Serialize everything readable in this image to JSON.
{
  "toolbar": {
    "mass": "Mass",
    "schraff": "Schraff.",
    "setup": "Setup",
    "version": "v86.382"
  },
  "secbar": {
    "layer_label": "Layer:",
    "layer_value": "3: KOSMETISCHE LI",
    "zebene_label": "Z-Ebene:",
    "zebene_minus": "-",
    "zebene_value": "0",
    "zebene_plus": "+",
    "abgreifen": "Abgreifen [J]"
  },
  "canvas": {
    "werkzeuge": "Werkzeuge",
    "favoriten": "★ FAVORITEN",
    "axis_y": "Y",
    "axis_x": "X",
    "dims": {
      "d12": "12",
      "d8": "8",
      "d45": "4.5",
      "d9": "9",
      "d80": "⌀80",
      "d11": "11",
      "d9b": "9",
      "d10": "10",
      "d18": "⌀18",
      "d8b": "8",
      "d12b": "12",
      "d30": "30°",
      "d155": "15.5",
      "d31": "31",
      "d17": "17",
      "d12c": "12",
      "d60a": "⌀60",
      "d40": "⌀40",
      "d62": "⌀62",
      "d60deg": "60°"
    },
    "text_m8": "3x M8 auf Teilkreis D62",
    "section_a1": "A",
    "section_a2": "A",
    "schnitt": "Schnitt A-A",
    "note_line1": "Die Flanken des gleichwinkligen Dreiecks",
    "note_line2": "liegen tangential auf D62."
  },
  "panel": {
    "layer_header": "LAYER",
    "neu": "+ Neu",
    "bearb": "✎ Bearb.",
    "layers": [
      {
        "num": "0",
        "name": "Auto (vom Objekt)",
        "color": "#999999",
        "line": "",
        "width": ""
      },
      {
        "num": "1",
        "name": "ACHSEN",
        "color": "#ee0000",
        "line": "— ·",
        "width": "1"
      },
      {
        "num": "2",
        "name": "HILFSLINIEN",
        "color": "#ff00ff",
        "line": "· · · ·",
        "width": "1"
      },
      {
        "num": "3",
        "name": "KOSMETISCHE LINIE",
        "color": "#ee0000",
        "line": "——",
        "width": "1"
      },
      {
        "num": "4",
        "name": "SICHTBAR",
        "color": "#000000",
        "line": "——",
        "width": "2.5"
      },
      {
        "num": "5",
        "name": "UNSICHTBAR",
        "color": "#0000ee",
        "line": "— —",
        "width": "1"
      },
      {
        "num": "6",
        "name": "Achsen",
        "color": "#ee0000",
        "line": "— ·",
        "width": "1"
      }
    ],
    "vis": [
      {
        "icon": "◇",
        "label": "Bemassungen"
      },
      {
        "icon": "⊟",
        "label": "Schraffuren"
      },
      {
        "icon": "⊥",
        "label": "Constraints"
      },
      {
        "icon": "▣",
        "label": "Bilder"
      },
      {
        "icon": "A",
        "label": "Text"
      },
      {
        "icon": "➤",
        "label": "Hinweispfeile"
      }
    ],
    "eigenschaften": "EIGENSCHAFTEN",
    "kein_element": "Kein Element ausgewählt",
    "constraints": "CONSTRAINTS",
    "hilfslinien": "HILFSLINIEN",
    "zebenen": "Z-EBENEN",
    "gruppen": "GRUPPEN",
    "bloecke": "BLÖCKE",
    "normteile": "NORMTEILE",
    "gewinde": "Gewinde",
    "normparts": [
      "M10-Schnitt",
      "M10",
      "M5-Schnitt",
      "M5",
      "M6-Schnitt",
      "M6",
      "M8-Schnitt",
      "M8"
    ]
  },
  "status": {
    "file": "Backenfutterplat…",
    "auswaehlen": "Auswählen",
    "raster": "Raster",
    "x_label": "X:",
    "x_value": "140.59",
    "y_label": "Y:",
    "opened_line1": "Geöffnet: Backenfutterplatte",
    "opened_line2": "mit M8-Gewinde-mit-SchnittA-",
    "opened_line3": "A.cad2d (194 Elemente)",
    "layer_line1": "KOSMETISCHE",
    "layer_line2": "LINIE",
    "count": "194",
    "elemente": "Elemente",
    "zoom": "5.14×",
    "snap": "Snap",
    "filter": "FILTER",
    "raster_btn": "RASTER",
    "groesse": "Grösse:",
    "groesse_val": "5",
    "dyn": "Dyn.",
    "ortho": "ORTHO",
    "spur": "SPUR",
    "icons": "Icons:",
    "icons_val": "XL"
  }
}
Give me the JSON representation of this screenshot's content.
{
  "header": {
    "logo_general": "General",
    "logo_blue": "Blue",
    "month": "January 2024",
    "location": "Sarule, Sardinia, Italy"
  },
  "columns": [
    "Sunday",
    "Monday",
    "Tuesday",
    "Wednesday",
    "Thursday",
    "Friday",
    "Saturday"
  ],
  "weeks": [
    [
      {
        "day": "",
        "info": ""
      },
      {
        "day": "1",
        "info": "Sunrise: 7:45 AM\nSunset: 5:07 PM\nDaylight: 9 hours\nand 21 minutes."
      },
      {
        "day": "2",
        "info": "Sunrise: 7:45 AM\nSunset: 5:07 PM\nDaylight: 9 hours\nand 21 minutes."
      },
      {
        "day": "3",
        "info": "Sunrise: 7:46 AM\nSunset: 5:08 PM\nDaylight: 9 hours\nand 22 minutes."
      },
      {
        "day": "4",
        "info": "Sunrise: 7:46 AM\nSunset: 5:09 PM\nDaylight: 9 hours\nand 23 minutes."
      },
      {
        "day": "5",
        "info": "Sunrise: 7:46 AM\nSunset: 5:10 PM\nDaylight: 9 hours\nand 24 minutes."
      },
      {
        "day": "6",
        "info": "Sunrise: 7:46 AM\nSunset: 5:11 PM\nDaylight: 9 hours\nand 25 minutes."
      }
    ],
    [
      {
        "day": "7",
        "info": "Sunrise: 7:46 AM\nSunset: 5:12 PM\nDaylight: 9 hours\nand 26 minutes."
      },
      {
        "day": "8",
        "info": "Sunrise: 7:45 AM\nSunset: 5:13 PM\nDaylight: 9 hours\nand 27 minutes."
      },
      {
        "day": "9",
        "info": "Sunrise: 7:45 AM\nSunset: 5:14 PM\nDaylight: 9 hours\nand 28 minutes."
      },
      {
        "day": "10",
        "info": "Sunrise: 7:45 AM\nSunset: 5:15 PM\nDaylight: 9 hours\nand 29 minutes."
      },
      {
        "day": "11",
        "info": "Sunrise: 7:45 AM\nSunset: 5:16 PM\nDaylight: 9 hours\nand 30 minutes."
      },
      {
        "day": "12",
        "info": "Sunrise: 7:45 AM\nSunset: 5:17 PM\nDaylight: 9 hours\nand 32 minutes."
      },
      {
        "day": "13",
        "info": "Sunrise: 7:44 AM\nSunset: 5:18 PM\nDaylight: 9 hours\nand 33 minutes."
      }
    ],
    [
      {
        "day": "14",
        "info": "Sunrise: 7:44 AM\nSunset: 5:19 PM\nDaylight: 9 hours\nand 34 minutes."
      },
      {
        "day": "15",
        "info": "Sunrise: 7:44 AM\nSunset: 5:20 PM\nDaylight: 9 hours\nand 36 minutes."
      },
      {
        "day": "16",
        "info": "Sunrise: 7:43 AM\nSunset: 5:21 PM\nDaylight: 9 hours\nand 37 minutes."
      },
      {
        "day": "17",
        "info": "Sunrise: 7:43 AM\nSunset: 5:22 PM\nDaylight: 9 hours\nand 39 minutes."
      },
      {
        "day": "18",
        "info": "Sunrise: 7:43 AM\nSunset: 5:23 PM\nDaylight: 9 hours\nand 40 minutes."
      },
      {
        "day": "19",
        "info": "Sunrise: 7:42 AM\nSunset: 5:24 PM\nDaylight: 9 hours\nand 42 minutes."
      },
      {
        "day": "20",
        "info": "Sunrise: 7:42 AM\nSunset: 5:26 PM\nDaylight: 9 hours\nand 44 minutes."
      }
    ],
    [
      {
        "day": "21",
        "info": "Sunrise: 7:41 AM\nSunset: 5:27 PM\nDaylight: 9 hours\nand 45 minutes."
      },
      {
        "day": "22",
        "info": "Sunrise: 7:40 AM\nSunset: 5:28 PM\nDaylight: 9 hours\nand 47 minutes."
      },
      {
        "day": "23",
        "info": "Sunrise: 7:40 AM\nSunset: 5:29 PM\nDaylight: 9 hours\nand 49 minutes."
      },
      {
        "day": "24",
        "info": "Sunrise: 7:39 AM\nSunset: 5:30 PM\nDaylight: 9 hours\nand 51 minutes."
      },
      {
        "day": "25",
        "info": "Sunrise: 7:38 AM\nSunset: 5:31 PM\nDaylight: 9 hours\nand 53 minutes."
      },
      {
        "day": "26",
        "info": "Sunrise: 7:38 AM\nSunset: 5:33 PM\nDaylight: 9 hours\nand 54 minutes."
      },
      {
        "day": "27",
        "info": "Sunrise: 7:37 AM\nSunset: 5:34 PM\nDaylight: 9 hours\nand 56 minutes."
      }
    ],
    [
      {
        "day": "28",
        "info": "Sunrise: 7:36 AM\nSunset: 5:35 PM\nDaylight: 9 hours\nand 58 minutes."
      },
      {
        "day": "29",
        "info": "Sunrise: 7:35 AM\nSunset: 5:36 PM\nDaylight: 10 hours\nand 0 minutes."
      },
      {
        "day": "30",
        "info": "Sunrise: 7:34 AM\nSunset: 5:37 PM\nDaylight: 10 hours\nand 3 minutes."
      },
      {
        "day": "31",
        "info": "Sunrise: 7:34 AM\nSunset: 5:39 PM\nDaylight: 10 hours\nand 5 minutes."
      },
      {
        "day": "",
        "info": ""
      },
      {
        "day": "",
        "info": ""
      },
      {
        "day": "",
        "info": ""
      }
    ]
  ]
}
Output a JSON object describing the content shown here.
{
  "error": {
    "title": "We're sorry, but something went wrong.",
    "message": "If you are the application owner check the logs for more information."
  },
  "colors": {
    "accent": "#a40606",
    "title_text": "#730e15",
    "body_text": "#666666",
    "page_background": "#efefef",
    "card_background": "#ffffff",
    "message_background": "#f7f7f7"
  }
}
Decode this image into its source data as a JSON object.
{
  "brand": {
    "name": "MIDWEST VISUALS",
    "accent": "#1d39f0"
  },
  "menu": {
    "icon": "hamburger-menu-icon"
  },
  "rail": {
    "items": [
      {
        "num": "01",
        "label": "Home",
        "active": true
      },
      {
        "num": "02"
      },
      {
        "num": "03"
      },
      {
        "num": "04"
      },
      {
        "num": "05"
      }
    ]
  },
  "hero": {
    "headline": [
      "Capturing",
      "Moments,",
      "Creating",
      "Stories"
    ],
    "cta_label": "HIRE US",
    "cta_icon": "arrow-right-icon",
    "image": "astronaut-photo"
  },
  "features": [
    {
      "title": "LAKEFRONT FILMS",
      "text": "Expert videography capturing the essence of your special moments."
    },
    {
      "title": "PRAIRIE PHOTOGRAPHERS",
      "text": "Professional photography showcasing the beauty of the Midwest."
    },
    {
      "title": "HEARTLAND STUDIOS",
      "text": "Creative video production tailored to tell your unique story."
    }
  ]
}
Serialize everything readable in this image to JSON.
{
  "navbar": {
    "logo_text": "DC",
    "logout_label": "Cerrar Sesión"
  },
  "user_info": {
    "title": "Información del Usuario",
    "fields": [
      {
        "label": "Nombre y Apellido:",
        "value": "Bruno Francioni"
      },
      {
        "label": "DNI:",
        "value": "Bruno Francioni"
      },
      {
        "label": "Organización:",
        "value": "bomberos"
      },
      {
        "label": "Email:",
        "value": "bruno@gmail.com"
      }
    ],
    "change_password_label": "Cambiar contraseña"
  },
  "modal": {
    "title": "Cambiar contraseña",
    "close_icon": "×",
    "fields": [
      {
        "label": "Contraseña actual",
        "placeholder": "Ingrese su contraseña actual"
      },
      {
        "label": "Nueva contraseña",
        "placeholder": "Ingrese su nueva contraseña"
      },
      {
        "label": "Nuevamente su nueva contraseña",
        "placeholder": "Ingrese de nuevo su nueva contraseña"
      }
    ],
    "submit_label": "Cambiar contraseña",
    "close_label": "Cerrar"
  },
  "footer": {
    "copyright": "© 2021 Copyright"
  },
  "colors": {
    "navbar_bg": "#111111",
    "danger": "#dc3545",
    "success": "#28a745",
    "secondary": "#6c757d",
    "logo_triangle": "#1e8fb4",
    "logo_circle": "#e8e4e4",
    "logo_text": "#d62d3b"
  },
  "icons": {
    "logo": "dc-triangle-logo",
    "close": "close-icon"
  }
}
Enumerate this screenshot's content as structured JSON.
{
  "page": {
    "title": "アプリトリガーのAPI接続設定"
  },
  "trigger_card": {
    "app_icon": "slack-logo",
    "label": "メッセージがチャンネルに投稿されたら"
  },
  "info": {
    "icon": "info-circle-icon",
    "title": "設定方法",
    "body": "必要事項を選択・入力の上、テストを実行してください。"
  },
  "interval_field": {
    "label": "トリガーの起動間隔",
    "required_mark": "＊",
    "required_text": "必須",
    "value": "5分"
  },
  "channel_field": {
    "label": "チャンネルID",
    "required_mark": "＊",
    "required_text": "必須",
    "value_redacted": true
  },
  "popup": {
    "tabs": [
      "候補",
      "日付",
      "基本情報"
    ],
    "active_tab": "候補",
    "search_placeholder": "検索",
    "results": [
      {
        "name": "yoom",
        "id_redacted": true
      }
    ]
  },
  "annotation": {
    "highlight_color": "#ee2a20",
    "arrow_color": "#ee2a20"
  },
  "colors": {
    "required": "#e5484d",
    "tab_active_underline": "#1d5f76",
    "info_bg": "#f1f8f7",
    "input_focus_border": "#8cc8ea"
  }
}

════════════════════

-- EXERCISE INSTRUCTIONS --
Check each line of the records for "image" and copy the ones that contain it.

-- RESULT OF THIS TASK --
Serialize everything readable in this image to JSON.
Decode this image into its source data as a JSON object.
    "image": "astronaut-photo"
Serialize everything readable in this image to JSON.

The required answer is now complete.